(Items from a data source)
★ ★ ★ ★

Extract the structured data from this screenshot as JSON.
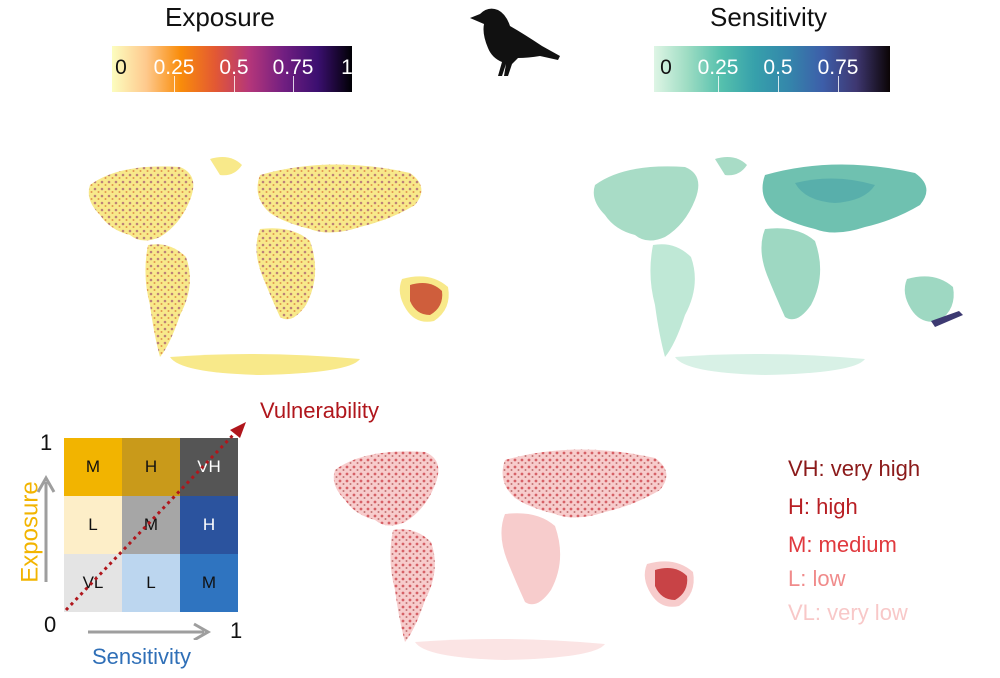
{
  "exposure": {
    "title": "Exposure",
    "ticks": [
      "0",
      "0.25",
      "0.5",
      "0.75",
      "1"
    ]
  },
  "sensitivity": {
    "title": "Sensitivity",
    "ticks": [
      "0",
      "0.25",
      "0.5",
      "0.75"
    ]
  },
  "vulnerability_label": "Vulnerability",
  "bivariate": {
    "y_max": "1",
    "origin": "0",
    "x_max": "1",
    "y_label": "Exposure",
    "x_label": "Sensitivity",
    "grid": [
      [
        "M",
        "H",
        "VH"
      ],
      [
        "L",
        "M",
        "H"
      ],
      [
        "VL",
        "L",
        "M"
      ]
    ]
  },
  "legend": [
    {
      "text": "VH: very high",
      "color": "#8b1a1a"
    },
    {
      "text": "H: high",
      "color": "#b81f24"
    },
    {
      "text": "M: medium",
      "color": "#e0393e"
    },
    {
      "text": "L: low",
      "color": "#f08b8b"
    },
    {
      "text": "VL: very low",
      "color": "#f8c8c8"
    }
  ],
  "colors": {
    "exposure_axis": "#f2b400",
    "sensitivity_axis": "#2f6fb7",
    "vulnerability": "#b0161c"
  }
}
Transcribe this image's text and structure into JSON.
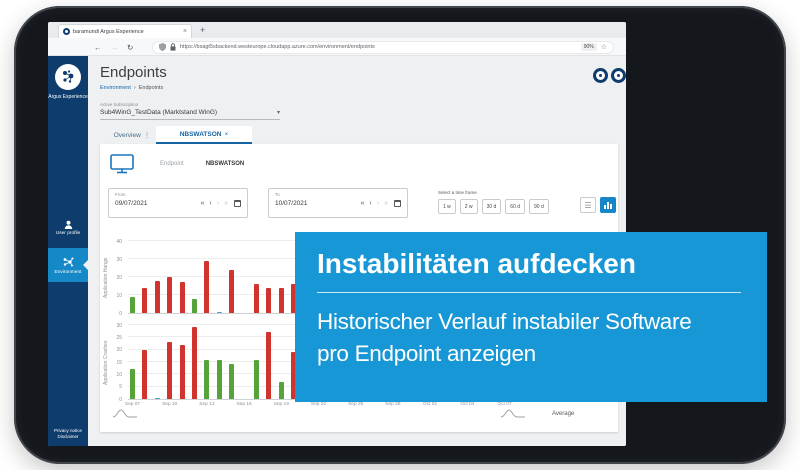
{
  "browser": {
    "tab_title": "baramundi Argus Experience",
    "tab_close": "×",
    "new_tab": "+",
    "back": "←",
    "forward": "→",
    "reload": "↻",
    "url": "https://bsagt5sbackend.westeurope.cloudapp.azure.com/environment/endpoints",
    "zoom_badge": "90%",
    "bookmark_star": "☆"
  },
  "sidebar": {
    "brand": "Argus Experience",
    "items": [
      {
        "label": "User profile",
        "icon": "user-icon",
        "active": false
      },
      {
        "label": "Environment",
        "icon": "network-icon",
        "active": true
      }
    ],
    "footer_links": [
      "Privacy notice",
      "Disclaimer"
    ]
  },
  "page": {
    "title": "Endpoints",
    "breadcrumb": {
      "parent": "Environment",
      "separator": "›",
      "current": "Endpoints"
    }
  },
  "subscription": {
    "label": "Active Subscription",
    "value": "Sub4WinG_TestData (Marktstand WinG)"
  },
  "tabs": {
    "overview": "Overview",
    "endpoint_tab": "NBSWATSON"
  },
  "endpoint": {
    "label": "Endpoint",
    "name": "NBSWATSON"
  },
  "filters": {
    "from": {
      "label": "From",
      "value": "09/07/2021"
    },
    "to": {
      "label": "To",
      "value": "10/07/2021"
    },
    "timeframe_label": "Select a time frame",
    "timeframes": [
      "1 w",
      "2 w",
      "30 d",
      "60 d",
      "90 d"
    ]
  },
  "chart_data": [
    {
      "type": "bar",
      "ylabel": "Application Hangs",
      "ylim": [
        0,
        40
      ],
      "yticks": [
        0,
        10,
        20,
        30,
        40
      ],
      "x": [
        "Sep 07",
        "Sep 10",
        "Sep 13",
        "Sep 16",
        "Sep 19",
        "Sep 22",
        "Sep 25",
        "Sep 28",
        "Oct 01",
        "Oct 04",
        "Oct 07"
      ],
      "x_step_days": 3,
      "grid": true,
      "bars": [
        {
          "day": 0,
          "value": 9,
          "color": "green"
        },
        {
          "day": 1,
          "value": 14,
          "color": "red"
        },
        {
          "day": 2,
          "value": 18,
          "color": "red"
        },
        {
          "day": 3,
          "value": 20,
          "color": "red"
        },
        {
          "day": 4,
          "value": 17,
          "color": "red"
        },
        {
          "day": 5,
          "value": 8,
          "color": "green"
        },
        {
          "day": 6,
          "value": 29,
          "color": "red"
        },
        {
          "day": 7,
          "value": 0.5,
          "color": "blue"
        },
        {
          "day": 8,
          "value": 24,
          "color": "red"
        },
        {
          "day": 10,
          "value": 16,
          "color": "red"
        },
        {
          "day": 11,
          "value": 14,
          "color": "red"
        },
        {
          "day": 12,
          "value": 14,
          "color": "red"
        },
        {
          "day": 13,
          "value": 16,
          "color": "red"
        }
      ]
    },
    {
      "type": "bar",
      "ylabel": "Application Crashes",
      "ylim": [
        0,
        30
      ],
      "yticks": [
        0,
        5,
        10,
        15,
        20,
        25,
        30
      ],
      "x": [
        "Sep 07",
        "Sep 10",
        "Sep 13",
        "Sep 16",
        "Sep 19",
        "Sep 22",
        "Sep 25",
        "Sep 28",
        "Oct 01",
        "Oct 04",
        "Oct 07"
      ],
      "x_step_days": 3,
      "grid": true,
      "bars": [
        {
          "day": 0,
          "value": 12,
          "color": "green"
        },
        {
          "day": 1,
          "value": 20,
          "color": "red"
        },
        {
          "day": 2,
          "value": 0.5,
          "color": "blue"
        },
        {
          "day": 3,
          "value": 23,
          "color": "red"
        },
        {
          "day": 4,
          "value": 22,
          "color": "red"
        },
        {
          "day": 5,
          "value": 29,
          "color": "red"
        },
        {
          "day": 6,
          "value": 16,
          "color": "green"
        },
        {
          "day": 7,
          "value": 16,
          "color": "green"
        },
        {
          "day": 8,
          "value": 14,
          "color": "green"
        },
        {
          "day": 10,
          "value": 16,
          "color": "green"
        },
        {
          "day": 11,
          "value": 27,
          "color": "red"
        },
        {
          "day": 12,
          "value": 7,
          "color": "green"
        },
        {
          "day": 13,
          "value": 19,
          "color": "red"
        }
      ]
    }
  ],
  "average_label": "Average",
  "overlay": {
    "title": "Instabilitäten aufdecken",
    "subtitle_lines": [
      "Historischer Verlauf instabiler Software",
      "pro Endpoint anzeigen"
    ],
    "color": "#1897d6"
  },
  "colors": {
    "red": "#d0342c",
    "green": "#56a339",
    "blue": "#4a98d3",
    "accent": "#1565a5",
    "sidebar": "#0d3c6d",
    "sidebar_active": "#1588c8"
  }
}
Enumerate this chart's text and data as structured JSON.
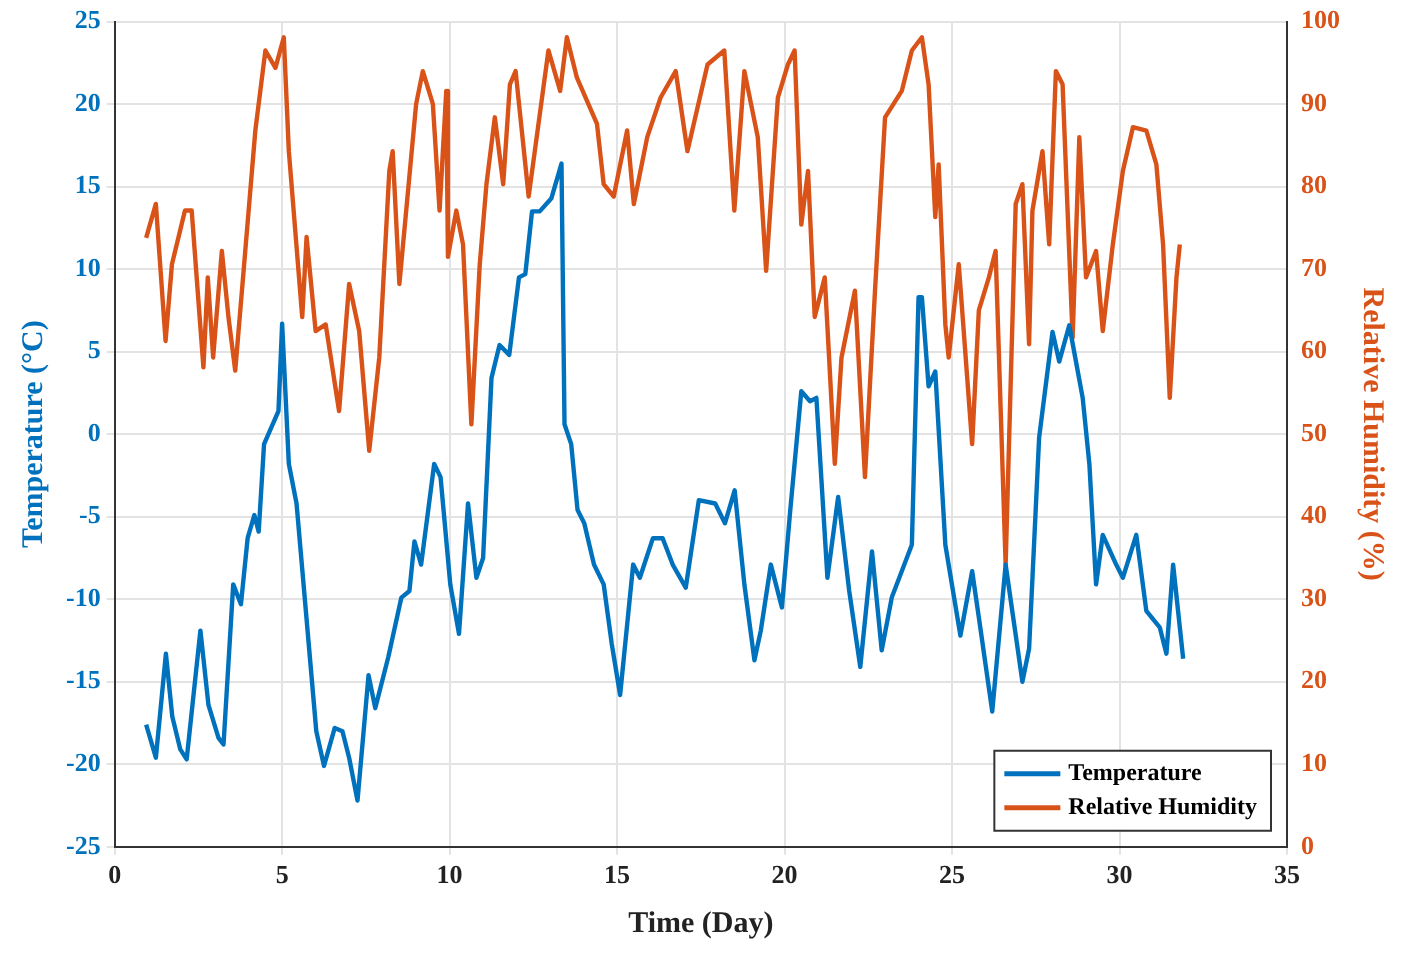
{
  "chart_data": {
    "type": "line",
    "xlabel": "Time (Day)",
    "ylabel": "Temperature (°C)",
    "y2label": "Relative Humidity (%)",
    "xlim": [
      0,
      35
    ],
    "xticks": [
      0,
      5,
      10,
      15,
      20,
      25,
      30,
      35
    ],
    "ylim": [
      -25,
      25
    ],
    "yticks": [
      -25,
      -20,
      -15,
      -10,
      -5,
      0,
      5,
      10,
      15,
      20,
      25
    ],
    "y2lim": [
      0,
      100
    ],
    "y2ticks": [
      0,
      10,
      20,
      30,
      40,
      50,
      60,
      70,
      80,
      90,
      100
    ],
    "grid": true,
    "legend": "bottom right",
    "marker": "none",
    "line_style": "solid",
    "series": [
      {
        "name": "Temperature",
        "color": "#0072bd",
        "x": [
          0.94,
          1.23,
          1.53,
          1.72,
          1.96,
          2.15,
          2.56,
          2.8,
          3.1,
          3.25,
          3.54,
          3.77,
          3.97,
          4.17,
          4.3,
          4.46,
          4.89,
          5.0,
          5.2,
          5.43,
          6.02,
          6.25,
          6.57,
          6.8,
          7.0,
          7.25,
          7.58,
          7.78,
          8.17,
          8.56,
          8.8,
          8.95,
          9.15,
          9.54,
          9.73,
          10.02,
          10.28,
          10.55,
          10.8,
          11.0,
          11.25,
          11.49,
          11.78,
          12.07,
          12.26,
          12.46,
          12.69,
          13.04,
          13.34,
          13.43,
          13.63,
          13.82,
          14.02,
          14.31,
          14.6,
          14.84,
          15.09,
          15.48,
          15.68,
          16.07,
          16.36,
          16.66,
          17.05,
          17.44,
          17.93,
          18.22,
          18.51,
          18.8,
          19.1,
          19.29,
          19.59,
          19.92,
          20.17,
          20.5,
          20.76,
          20.95,
          21.28,
          21.6,
          21.93,
          22.26,
          22.61,
          22.9,
          23.2,
          23.8,
          24.0,
          24.1,
          24.3,
          24.5,
          24.8,
          25.25,
          25.6,
          25.8,
          26.2,
          26.6,
          27.1,
          27.3,
          27.6,
          28.0,
          28.2,
          28.5,
          28.9,
          29.1,
          29.3,
          29.5,
          29.9,
          30.1,
          30.5,
          30.8,
          31.2,
          31.4,
          31.6,
          31.9
        ],
        "values": [
          -17.6,
          -19.6,
          -13.3,
          -17.1,
          -19.1,
          -19.7,
          -11.9,
          -16.4,
          -18.4,
          -18.8,
          -9.1,
          -10.3,
          -6.3,
          -4.9,
          -5.9,
          -0.6,
          1.4,
          6.7,
          -1.8,
          -4.2,
          -18,
          -20.1,
          -17.8,
          -18,
          -19.6,
          -22.2,
          -14.6,
          -16.6,
          -13.5,
          -9.9,
          -9.5,
          -6.5,
          -7.9,
          -1.8,
          -2.6,
          -9.1,
          -12.1,
          -4.2,
          -8.7,
          -7.5,
          3.4,
          5.4,
          4.8,
          9.5,
          9.7,
          13.5,
          13.5,
          14.3,
          16.4,
          0.6,
          -0.6,
          -4.6,
          -5.4,
          -7.9,
          -9.1,
          -12.7,
          -15.8,
          -7.9,
          -8.7,
          -6.3,
          -6.3,
          -7.9,
          -9.3,
          -4,
          -4.2,
          -5.4,
          -3.4,
          -9.1,
          -13.7,
          -11.9,
          -7.9,
          -10.5,
          -4.6,
          2.6,
          2,
          2.2,
          -8.7,
          -3.8,
          -9.5,
          -14.1,
          -7.1,
          -13.1,
          -9.9,
          -6.7,
          8.3,
          8.3,
          2.9,
          3.8,
          -6.7,
          -12.2,
          -8.3,
          -11.1,
          -16.8,
          -7.9,
          -15,
          -13,
          -0.2,
          6.2,
          4.4,
          6.6,
          2.2,
          -1.8,
          -9.1,
          -6.1,
          -7.9,
          -8.7,
          -6.1,
          -10.7,
          -11.7,
          -13.3,
          -7.9,
          -13.6
        ]
      },
      {
        "name": "Relative Humidity",
        "color": "#d95319",
        "axis": "y2",
        "x": [
          0.94,
          1.23,
          1.52,
          1.71,
          2.1,
          2.3,
          2.5,
          2.65,
          2.78,
          2.94,
          3.2,
          3.4,
          3.6,
          3.8,
          4.0,
          4.2,
          4.5,
          4.8,
          5.05,
          5.2,
          5.6,
          5.73,
          6.0,
          6.3,
          6.7,
          7.0,
          7.3,
          7.6,
          7.9,
          8.2,
          8.3,
          8.5,
          9.0,
          9.2,
          9.5,
          9.7,
          9.9,
          9.95,
          10.2,
          10.4,
          10.65,
          10.9,
          11.1,
          11.35,
          11.6,
          11.8,
          11.97,
          12.36,
          12.95,
          13.3,
          13.5,
          13.8,
          14.4,
          14.6,
          14.9,
          15.3,
          15.5,
          15.9,
          16.3,
          16.75,
          17.1,
          17.7,
          18.2,
          18.5,
          18.8,
          19.2,
          19.45,
          19.8,
          20.1,
          20.3,
          20.5,
          20.7,
          20.9,
          21.2,
          21.5,
          21.7,
          22.1,
          22.4,
          22.7,
          23.0,
          23.5,
          23.8,
          24.1,
          24.3,
          24.5,
          24.6,
          24.8,
          24.9,
          25.2,
          25.6,
          25.8,
          26.1,
          26.3,
          26.6,
          26.9,
          27.1,
          27.3,
          27.4,
          27.7,
          27.9,
          28.1,
          28.3,
          28.6,
          28.8,
          29.0,
          29.3,
          29.5,
          29.8,
          30.1,
          30.4,
          30.8,
          31.1,
          31.3,
          31.5,
          31.7,
          31.8
        ],
        "values": [
          73.8,
          77.9,
          61.3,
          70.6,
          77.1,
          77.1,
          66.2,
          58.1,
          69,
          59.3,
          72.2,
          64.1,
          57.7,
          67.4,
          77.1,
          86.8,
          96.5,
          94.4,
          98.1,
          84.3,
          64.2,
          73.9,
          62.5,
          63.3,
          52.8,
          68.2,
          62.5,
          48,
          59.3,
          81.9,
          84.3,
          68.2,
          90,
          94,
          90,
          77.1,
          91.6,
          71.5,
          77.1,
          73,
          51.2,
          70.6,
          80.3,
          88.4,
          80.3,
          92.4,
          94,
          78.8,
          96.5,
          91.6,
          98.1,
          93.2,
          87.6,
          80.3,
          78.8,
          86.8,
          77.9,
          86,
          90.8,
          94,
          84.3,
          94.8,
          96.5,
          77.1,
          94,
          86,
          69.8,
          90.8,
          94.8,
          96.5,
          75.4,
          81.9,
          64.2,
          69,
          46.4,
          59.3,
          67.4,
          44.8,
          67.4,
          88.4,
          91.6,
          96.5,
          98.1,
          92.4,
          76.3,
          82.7,
          63.3,
          59.3,
          70.6,
          48.8,
          65,
          69,
          72.2,
          34.2,
          77.9,
          80.3,
          60.9,
          77.1,
          84.3,
          73,
          94,
          92.4,
          61.7,
          86,
          69,
          72.2,
          62.5,
          73,
          81.9,
          87.2,
          86.8,
          82.7,
          73,
          54.4,
          69,
          73
        ]
      }
    ]
  }
}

★ ★ ★ ★

What to work on: Each line above that includes "true" should be shown.

Written response:
        "active": true
      "grid": true,
      "grid": true,
    "grid": true,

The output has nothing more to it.